Lines of data:
======

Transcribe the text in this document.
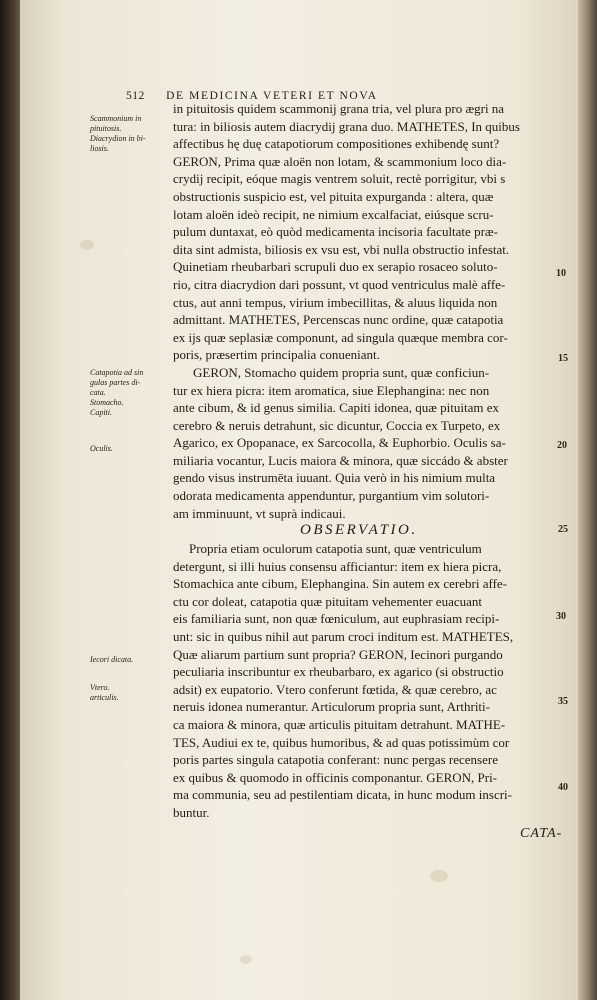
512 DE MEDICINA VETERI ET NOVA
Scammonium in
pituitosis.
Diacrydion in bi-
liosis.
Catapotia ad sin
gulas partes di-
cata.
Stomacho.
Capiti.
Oculis.
Iecori dicata.
Vtero.
articulis.
in pituitosis quidem scammonij grana tria, vel plura pro ægri na
tura: in biliosis autem diacrydij grana duo. MATHETES, In quibus
affectibus hę duę catapotiorum compositiones exhibendę sunt?
GERON, Prima quæ aloën non lotam, & scammonium loco dia-
crydij recipit, eóque magis ventrem soluit, rectè porrigitur, vbi s
obstructionis suspicio est, vel pituita expurganda : altera, quæ
lotam aloën ideò recipit, ne nimium excalfaciat, eiúsque scru-
pulum duntaxat, eò quòd medicamenta incisoria facultate præ-
dita sint admista, biliosis ex vsu est, vbi nulla obstructio infestat.
Quinetiam rheubarbari scrupuli duo ex serapio rosaceo soluto-
rio, citra diacrydion dari possunt, vt quod ventriculus malè affe-
ctus, aut anni tempus, virium imbecillitas, & aluus liquida non
admittant. MATHETES, Percenscas nunc ordine, quæ catapotia
ex ijs quæ seplasiæ componunt, ad singula quæque membra cor-
poris, præsertim principalia conueniant.
GERON, Stomacho quidem propria sunt, quæ conficiun-
tur ex hiera picra: item aromatica, siue Elephangina: nec non
ante cibum, & id genus similia. Capiti idonea, quæ pituitam ex
cerebro & neruis detrahunt, sic dicuntur, Coccia ex Turpeto, ex
Agarico, ex Opopanace, ex Sarcocolla, & Euphorbio. Oculis sa-
miliaria vocantur, Lucis maiora & minora, quæ siccádo & abster
gendo visus instrumēta iuuant. Quia verò in his nimium multa
odorata medicamenta appenduntur, purgantium vim solutori-
am imminuunt, vt suprà indicaui.
OBSERVATIO.
Propria etiam oculorum catapotia sunt, quæ ventriculum
detergunt, si illi huius consensu afficiantur: item ex hiera picra,
Stomachica ante cibum, Elephangina. Sin autem ex cerebri affe-
ctu cor doleat, catapotia quæ pituitam vehementer euacuant
eis familiaria sunt, non quæ fœniculum, aut euphrasiam recipi-
unt: sic in quibus nihil aut parum croci inditum est. MATHETES,
Quæ aliarum partium sunt propria? GERON, Iecinori purgando
peculiaria inscribuntur ex rheubarbaro, ex agarico (si obstructio
adsit) ex eupatorio. Vtero conferunt fœtida, & quæ cerebro, ac
neruis idonea numerantur. Articulorum propria sunt, Arthriti-
ca maiora & minora, quæ articulis pituitam detrahunt. MATHE-
TES, Audiui ex te, quibus humoribus, & ad quas potissimùm cor
poris partes singula catapotia conferant: nunc pergas recensere
ex quibus & quomodo in officinis componantur. GERON, Pri-
ma communia, seu ad pestilentiam dicata, in hunc modum inscri-
buntur.
10
15
20
25
30
35
40
CATA-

======

What the task requires: Are you able to set down all the lines above exactly, without any pictures?

Output of the task:
Transcribe the text in this document.
512 DE MEDICINA VETERI ET NOVA
Scammonium in
pituitosis.
Diacrydion in bi-
liosis.
Catapotia ad sin
gulas partes di-
cata.
Stomacho.
Capiti.
Oculis.
Iecori dicata.
Vtero.
articulis.
in pituitosis quidem scammonij grana tria, vel plura pro ægri na
tura: in biliosis autem diacrydij grana duo. MATHETES, In quibus
affectibus hę duę catapotiorum compositiones exhibendę sunt?
GERON, Prima quæ aloën non lotam, & scammonium loco dia-
crydij recipit, eóque magis ventrem soluit, rectè porrigitur, vbi s
obstructionis suspicio est, vel pituita expurganda : altera, quæ
lotam aloën ideò recipit, ne nimium excalfaciat, eiúsque scru-
pulum duntaxat, eò quòd medicamenta incisoria facultate præ-
dita sint admista, biliosis ex vsu est, vbi nulla obstructio infestat.
Quinetiam rheubarbari scrupuli duo ex serapio rosaceo soluto-
rio, citra diacrydion dari possunt, vt quod ventriculus malè affe-
ctus, aut anni tempus, virium imbecillitas, & aluus liquida non
admittant. MATHETES, Percenscas nunc ordine, quæ catapotia
ex ijs quæ seplasiæ componunt, ad singula quæque membra cor-
poris, præsertim principalia conueniant.
GERON, Stomacho quidem propria sunt, quæ conficiun-
tur ex hiera picra: item aromatica, siue Elephangina: nec non
ante cibum, & id genus similia. Capiti idonea, quæ pituitam ex
cerebro & neruis detrahunt, sic dicuntur, Coccia ex Turpeto, ex
Agarico, ex Opopanace, ex Sarcocolla, & Euphorbio. Oculis sa-
miliaria vocantur, Lucis maiora & minora, quæ siccádo & abster
gendo visus instrumēta iuuant. Quia verò in his nimium multa
odorata medicamenta appenduntur, purgantium vim solutori-
am imminuunt, vt suprà indicaui.
OBSERVATIO.
Propria etiam oculorum catapotia sunt, quæ ventriculum
detergunt, si illi huius consensu afficiantur: item ex hiera picra,
Stomachica ante cibum, Elephangina. Sin autem ex cerebri affe-
ctu cor doleat, catapotia quæ pituitam vehementer euacuant
eis familiaria sunt, non quæ fœniculum, aut euphrasiam recipi-
unt: sic in quibus nihil aut parum croci inditum est. MATHETES,
Quæ aliarum partium sunt propria? GERON, Iecinori purgando
peculiaria inscribuntur ex rheubarbaro, ex agarico (si obstructio
adsit) ex eupatorio. Vtero conferunt fœtida, & quæ cerebro, ac
neruis idonea numerantur. Articulorum propria sunt, Arthriti-
ca maiora & minora, quæ articulis pituitam detrahunt. MATHE-
TES, Audiui ex te, quibus humoribus, & ad quas potissimùm cor
poris partes singula catapotia conferant: nunc pergas recensere
ex quibus & quomodo in officinis componantur. GERON, Pri-
ma communia, seu ad pestilentiam dicata, in hunc modum inscri-
buntur.
10
15
20
25
30
35
40
CATA-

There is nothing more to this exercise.